*REQUIRED WORK*
Search the material for "text" and show all lines that contain it.

*RECORD EXTRACTS*
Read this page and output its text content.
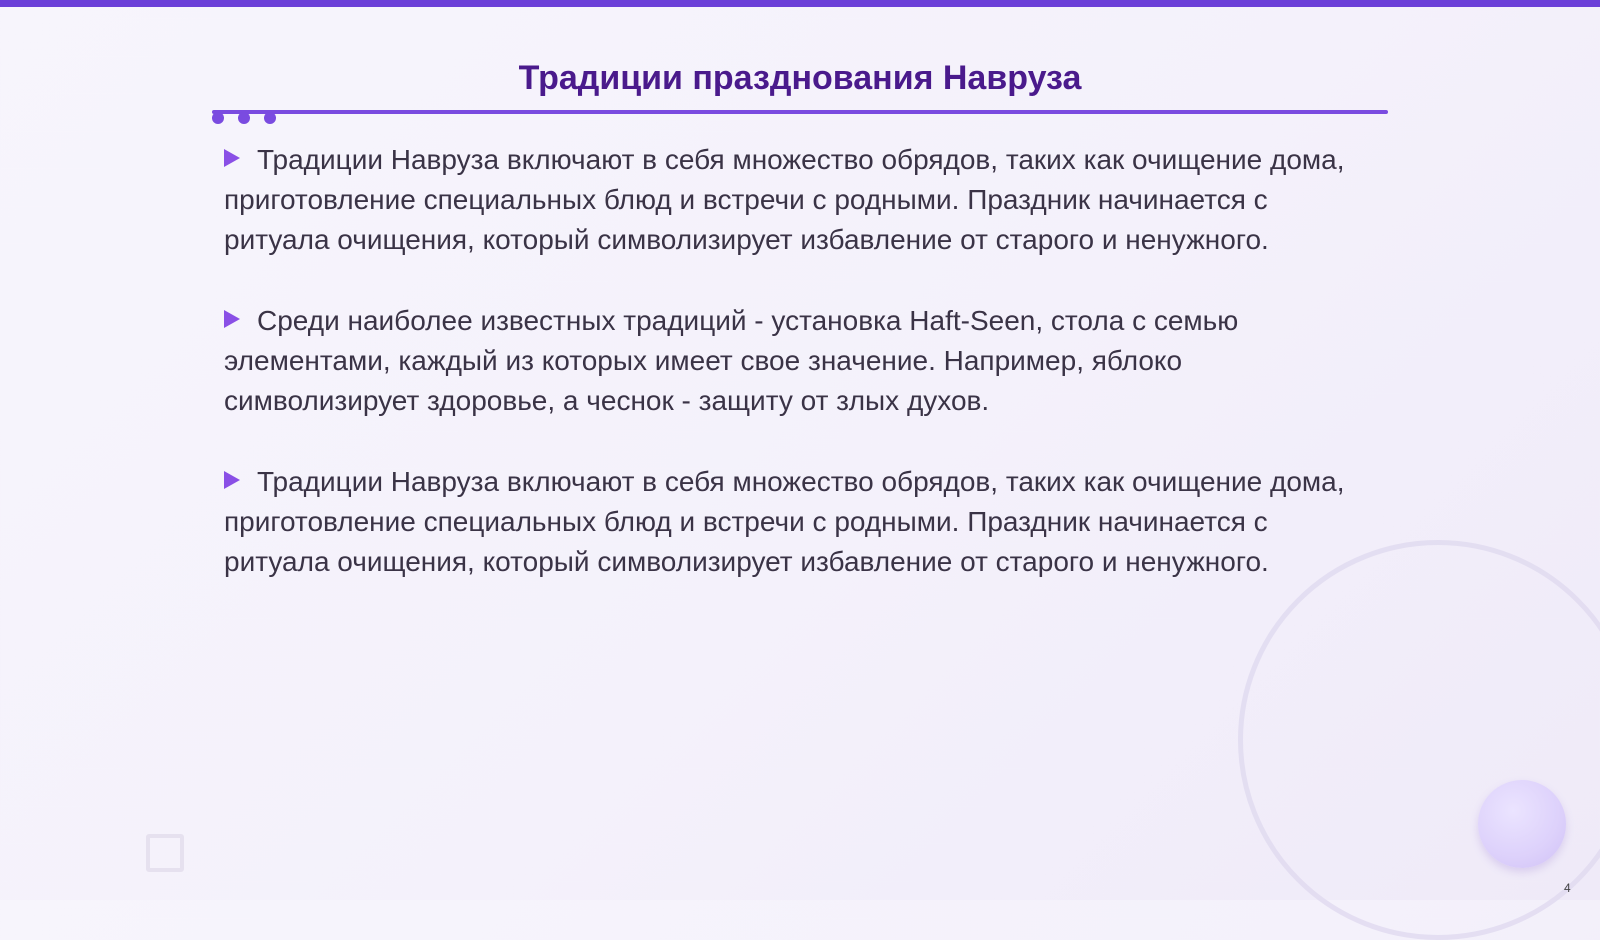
Традиции празднования Навруза

Традиции Навруза включают в себя множество обрядов, таких как очищение дома, приготовление специальных блюд и встречи с родными. Праздник начинается с ритуала очищения, который символизирует избавление от старого и ненужного.

Среди наиболее известных традиций - установка Haft-Seen, стола с семью элементами, каждый из которых имеет свое значение. Например, яблоко символизирует здоровье, а чеснок - защиту от злых духов.

Традиции Навруза включают в себя множество обрядов, таких как очищение дома, приготовление специальных блюд и встречи с родными. Праздник начинается с ритуала очищения, который символизирует избавление от старого и ненужного.

4
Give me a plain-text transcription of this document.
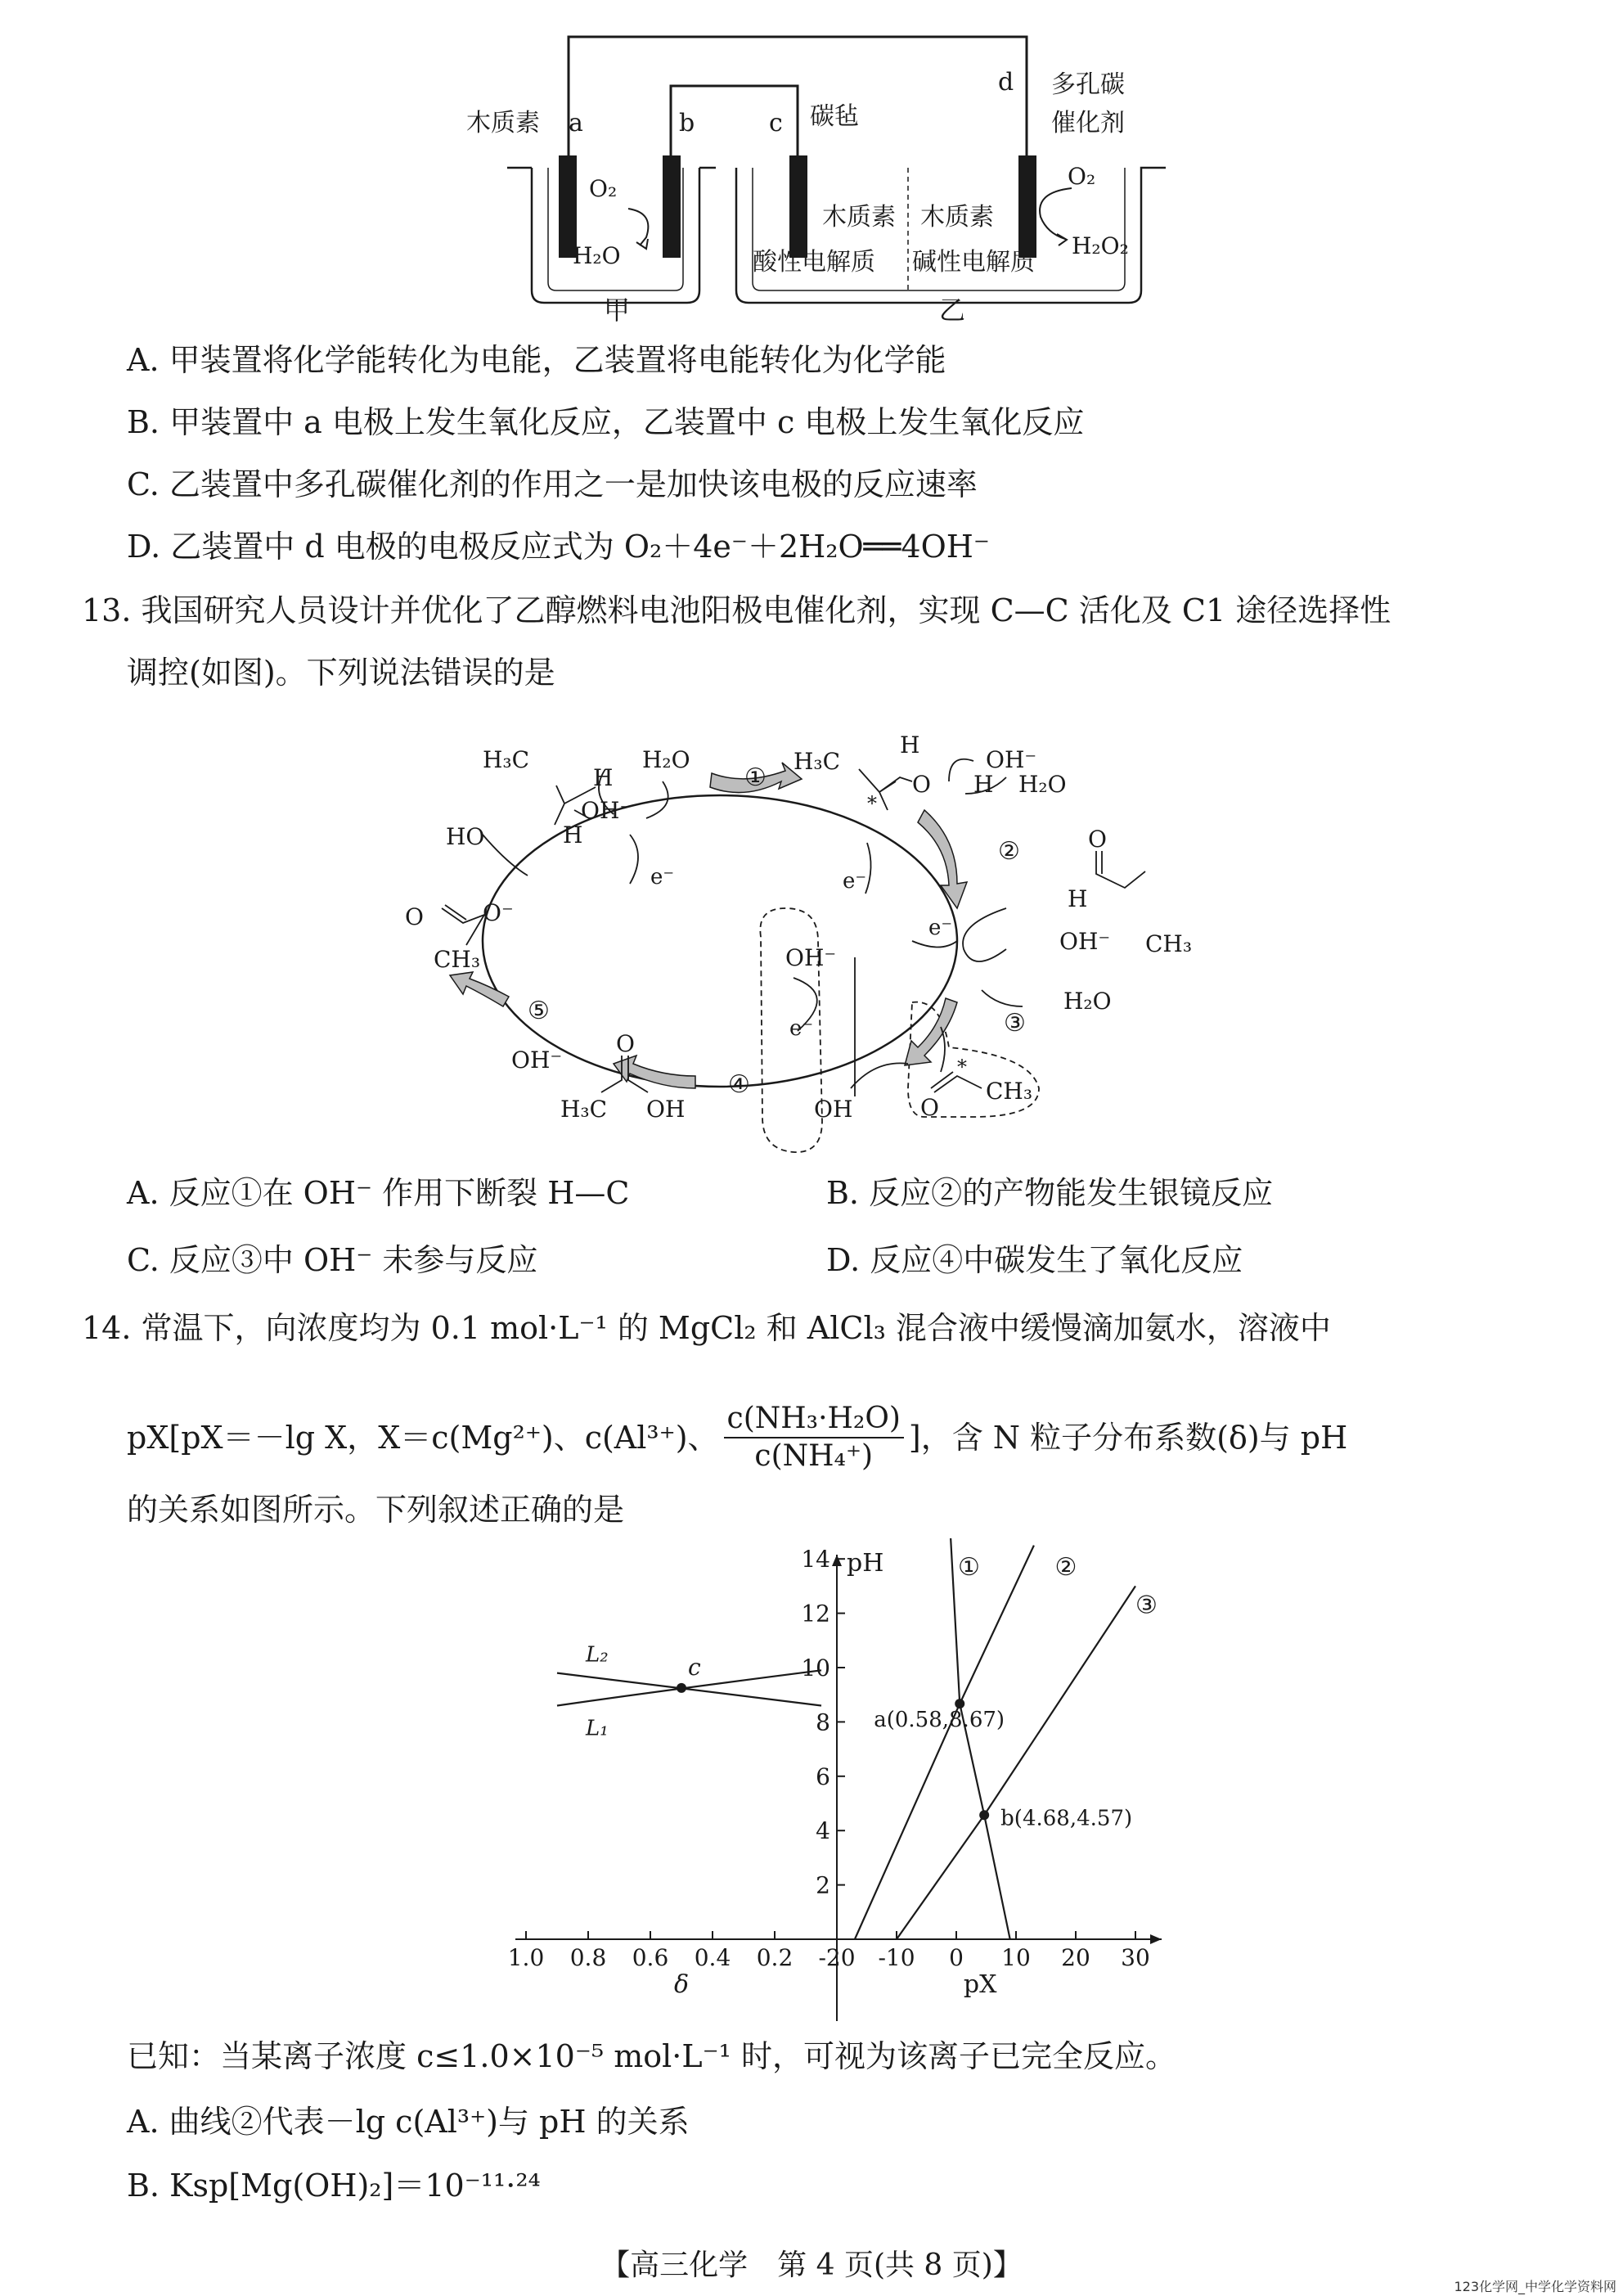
木质素 a	b	c 碳毡
d 多孔碳
催化剂
O₂
H₂O
木质素 木质素
酸性电解质 碱性电解质
O₂
H₂O₂
甲	乙
A. 甲装置将化学能转化为电能，乙装置将电能转化为化学能
B. 甲装置中 a 电极上发生氧化反应，乙装置中 c 电极上发生氧化反应
C. 乙装置中多孔碳催化剂的作用之一是加快该电极的反应速率
D. 乙装置中 d 电极的电极反应式为 O₂＋4e⁻＋2H₂O══4OH⁻
13. 我国研究人员设计并优化了乙醇燃料电池阳极电催化剂，实现 C—C 活化及 C1 途径选择性
调控(如图)。下列说法错误的是
H₃C
H
HO	H
OH⁻
H₂O
e⁻
①
H₃C
H
O H
*
OH⁻
H₂O
e⁻
②	O
H
CH₃
OH⁻
e⁻
H₂O
③
OH⁻
e⁻
OH
*
O
CH₃
④
O
H₃C OH
OH⁻
⑤
O	O⁻
CH₃
A. 反应①在 OH⁻ 作用下断裂 H—C	B. 反应②的产物能发生银镜反应
C. 反应③中 OH⁻ 未参与反应	D. 反应④中碳发生了氧化反应
14. 常温下，向浓度均为 0.1 mol·L⁻¹ 的 MgCl₂ 和 AlCl₃ 混合液中缓慢滴加氨水，溶液中
pX[pX＝－lg X，X＝c(Mg²⁺)、c(Al³⁺)、 $\frac{\text{c(NH₃·H₂O)}}{\text{c(NH₄⁺)}}$ ]，含 N 粒子分布系数(δ)与 pH
的关系如图所示。下列叙述正确的是
2
4
6
8
10
12
14
-20 -10 0 10 20 30
1.0 0.8 0.6 0.4 0.2
δ	pX
pH
L₂
L₁
c
①	②
③
a(0.58,8.67)
b(4.68,4.57)
已知：当某离子浓度 c≤1.0×10⁻⁵ mol·L⁻¹ 时，可视为该离子已完全反应。
A. 曲线②代表－lg c(Al³⁺)与 pH 的关系
B. Ksp[Mg(OH)₂]＝10⁻¹¹·²⁴
【高三化学　第 4 页(共 8 页)】
123化学网_中学化学资料网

*TASK RESULT*
Read this page and output its text content.
Give me a plain-text transcription of this document.
pX[pX＝－lg X，X＝c(Mg²⁺)、c(Al³⁺)、 $\frac{\text{c(NH₃·H₂O)}}{\text{c(NH₄⁺)}}$ ]，含 N 粒子分布系数(δ)与 pH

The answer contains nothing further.